BEGIN Text block

She could see blue sky, but was trapped in the tangled debris.
Mum-of-two Kendyll Mitchell regained consciousness 10 minutes after the collapse of the CTV building, and immediately groped for her children. She feared the worst why she couldn't hear them crying.
And her heart sank when she saw 3-year-old Jett still clinging on to her arm, covered in blood, and his 11-month-old baby sister Dita in her buggy, surrounded by rubble and a pane of glass astride her tiny chest.
But she soon realised it was her own blood and they had all just survived a terrifying five-floor plunge.
"It was a miracle," said Ms Mitchell, her voice quivering with emotion, speaking a year on this week.
Lying in the semi-light, entombed in broken steel and mortar, she was unaware of her own serious injuries - fractured pelvis, ugly leg gash, and concussion - and the danger was far from over.
She could see billowing smoke overhead, and knew she had to get her kids out of their 1m sq space.
"I thought the stairwell was going to fall and I could see smoke.
"I thought we had survived the collapse and now were going to be killed by smoke or fire.
"I tried to remove the rubble above our heads. My foot was pinned, and I managed to free that but the rest was too heavy.
"People were crying out for 'help', which seemed silly to me at the time, I don't know why.
"I heard someone walking above me and I yelled out.
"He told us we were okay, that he'd get us out.
"I held on to the kids and pretty quickly, a gap opened up above us. I just remember seeing this guy's face (Evan McLellan), and the rest was a bit of a blur."
Twelve months on, hairdresser Ms Mitchell still looks back on that fateful day with a mixture of wonderment, grief, and shock.
In an ironical twist, she had taken Jett to the fifth floor of the CTV building that day to undergo a counselling session at Relationship Services for anxiety brought on after the September earthquake, and the subsequent aftershocks.

END Text block
BEGIN Listed entries

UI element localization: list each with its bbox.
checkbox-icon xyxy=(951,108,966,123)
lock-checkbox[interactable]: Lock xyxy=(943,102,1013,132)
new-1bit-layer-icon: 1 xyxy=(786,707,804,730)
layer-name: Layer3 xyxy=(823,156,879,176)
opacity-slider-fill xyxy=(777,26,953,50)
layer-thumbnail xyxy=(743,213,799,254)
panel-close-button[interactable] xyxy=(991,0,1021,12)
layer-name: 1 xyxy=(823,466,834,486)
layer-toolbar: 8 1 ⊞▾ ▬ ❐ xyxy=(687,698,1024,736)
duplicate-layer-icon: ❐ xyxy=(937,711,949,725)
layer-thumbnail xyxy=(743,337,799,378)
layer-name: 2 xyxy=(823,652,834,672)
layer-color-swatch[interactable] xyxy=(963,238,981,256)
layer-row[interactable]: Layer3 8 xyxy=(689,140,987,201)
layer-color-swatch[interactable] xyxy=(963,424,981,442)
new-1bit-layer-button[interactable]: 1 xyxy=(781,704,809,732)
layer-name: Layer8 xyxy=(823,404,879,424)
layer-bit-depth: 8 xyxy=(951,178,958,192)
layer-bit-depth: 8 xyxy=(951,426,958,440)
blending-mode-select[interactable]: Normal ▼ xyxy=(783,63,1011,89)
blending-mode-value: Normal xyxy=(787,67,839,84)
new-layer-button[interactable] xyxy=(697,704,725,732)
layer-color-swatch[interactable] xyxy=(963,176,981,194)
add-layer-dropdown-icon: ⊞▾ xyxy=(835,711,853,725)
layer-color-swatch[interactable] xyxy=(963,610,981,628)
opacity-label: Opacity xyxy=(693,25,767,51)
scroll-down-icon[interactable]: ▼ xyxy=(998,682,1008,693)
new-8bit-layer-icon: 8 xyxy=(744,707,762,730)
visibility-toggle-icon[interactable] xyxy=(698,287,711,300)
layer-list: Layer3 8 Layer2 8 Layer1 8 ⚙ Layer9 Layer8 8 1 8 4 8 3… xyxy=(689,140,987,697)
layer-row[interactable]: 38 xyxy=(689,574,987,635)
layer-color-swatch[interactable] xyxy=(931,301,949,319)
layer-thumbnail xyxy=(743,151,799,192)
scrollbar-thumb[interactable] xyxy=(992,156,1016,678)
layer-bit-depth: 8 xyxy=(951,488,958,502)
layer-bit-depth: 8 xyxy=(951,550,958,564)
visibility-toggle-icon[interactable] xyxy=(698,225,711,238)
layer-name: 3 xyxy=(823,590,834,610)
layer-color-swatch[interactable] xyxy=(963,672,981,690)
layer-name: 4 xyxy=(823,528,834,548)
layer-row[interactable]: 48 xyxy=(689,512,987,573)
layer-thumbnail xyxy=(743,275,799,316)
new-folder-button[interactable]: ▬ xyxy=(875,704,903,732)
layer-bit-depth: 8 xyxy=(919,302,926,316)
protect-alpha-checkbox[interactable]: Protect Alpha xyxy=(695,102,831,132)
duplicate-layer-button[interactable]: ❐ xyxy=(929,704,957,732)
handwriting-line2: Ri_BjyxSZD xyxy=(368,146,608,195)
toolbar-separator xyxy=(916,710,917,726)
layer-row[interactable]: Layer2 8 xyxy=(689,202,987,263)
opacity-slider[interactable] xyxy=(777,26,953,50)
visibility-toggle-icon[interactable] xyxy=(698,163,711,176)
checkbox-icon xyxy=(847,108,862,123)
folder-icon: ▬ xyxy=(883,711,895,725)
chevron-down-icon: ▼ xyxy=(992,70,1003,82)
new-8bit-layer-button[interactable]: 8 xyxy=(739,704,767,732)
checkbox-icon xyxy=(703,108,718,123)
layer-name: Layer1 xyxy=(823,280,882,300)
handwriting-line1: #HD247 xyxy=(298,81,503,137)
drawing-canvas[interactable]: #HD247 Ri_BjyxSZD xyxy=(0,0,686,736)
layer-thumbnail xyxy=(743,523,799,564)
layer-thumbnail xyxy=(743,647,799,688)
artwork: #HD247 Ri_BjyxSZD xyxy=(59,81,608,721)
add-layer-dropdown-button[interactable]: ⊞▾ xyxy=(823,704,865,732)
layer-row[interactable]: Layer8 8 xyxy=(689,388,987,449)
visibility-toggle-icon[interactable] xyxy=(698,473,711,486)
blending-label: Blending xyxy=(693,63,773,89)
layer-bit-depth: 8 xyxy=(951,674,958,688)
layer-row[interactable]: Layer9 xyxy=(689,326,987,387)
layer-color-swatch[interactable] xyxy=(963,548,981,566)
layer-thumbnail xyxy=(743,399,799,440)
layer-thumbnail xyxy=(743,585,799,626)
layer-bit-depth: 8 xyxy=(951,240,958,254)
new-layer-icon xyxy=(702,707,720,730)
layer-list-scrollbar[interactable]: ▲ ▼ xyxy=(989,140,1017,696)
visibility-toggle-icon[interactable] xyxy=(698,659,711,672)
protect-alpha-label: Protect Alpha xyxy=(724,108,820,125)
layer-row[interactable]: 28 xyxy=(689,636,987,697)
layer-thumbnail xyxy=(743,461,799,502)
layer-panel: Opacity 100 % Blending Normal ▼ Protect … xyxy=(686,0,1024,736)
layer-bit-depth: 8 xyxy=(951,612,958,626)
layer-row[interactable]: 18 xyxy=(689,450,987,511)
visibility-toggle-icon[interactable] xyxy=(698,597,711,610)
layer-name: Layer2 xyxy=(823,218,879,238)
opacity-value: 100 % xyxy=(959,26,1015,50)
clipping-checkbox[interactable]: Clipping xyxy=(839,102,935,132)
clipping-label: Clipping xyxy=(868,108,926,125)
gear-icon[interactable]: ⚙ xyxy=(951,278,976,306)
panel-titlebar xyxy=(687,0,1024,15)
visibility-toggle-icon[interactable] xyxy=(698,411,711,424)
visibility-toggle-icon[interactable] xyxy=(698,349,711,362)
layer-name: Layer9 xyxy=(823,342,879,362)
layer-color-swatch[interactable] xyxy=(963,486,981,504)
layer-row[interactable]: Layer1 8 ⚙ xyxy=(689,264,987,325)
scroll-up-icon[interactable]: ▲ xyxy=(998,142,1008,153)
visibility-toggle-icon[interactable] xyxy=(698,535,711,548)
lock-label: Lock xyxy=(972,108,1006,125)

END Listed entries

[What you need to do]
Can you carry on the article about Kendyll Mitchell and her two children surviving the CTV building collapse, starting right after its final sentence?

[Task answer]
"Aftershocks hit our house like a freight train," Ms Mitchell recalls. "Jett just couldn't cope. He wouldn't sleep in his room, clingy, and had severe anxiety. So we were going to our second earthquake counselling appointment that day."
They had arrived slightly early and were waiting to see the counsellor when disaster struck.
"The internal east wall started to disintegrate from the top and I thought it was a dream for a second, and then I knew it was real, and I thought we were all going to die. There was this massive sucking sensation - I felt we were being sucked down and the building staying in place. After reading eyewitness accounts, our floor pretty much stayed intact until it hit, and that makes a lot of sense."
While her kids were unscathed in the collapse, which killed 115 people, she suffered a triple fractured pelvis, a large leg gash, and a later diagnosed head injury. And while she is still undergoing rehabilitation, she doesn't complain.
"I'm just so glad it's me and not my kids," she says. "I'm slowly getting better but, emotionally, it's been a long recovery."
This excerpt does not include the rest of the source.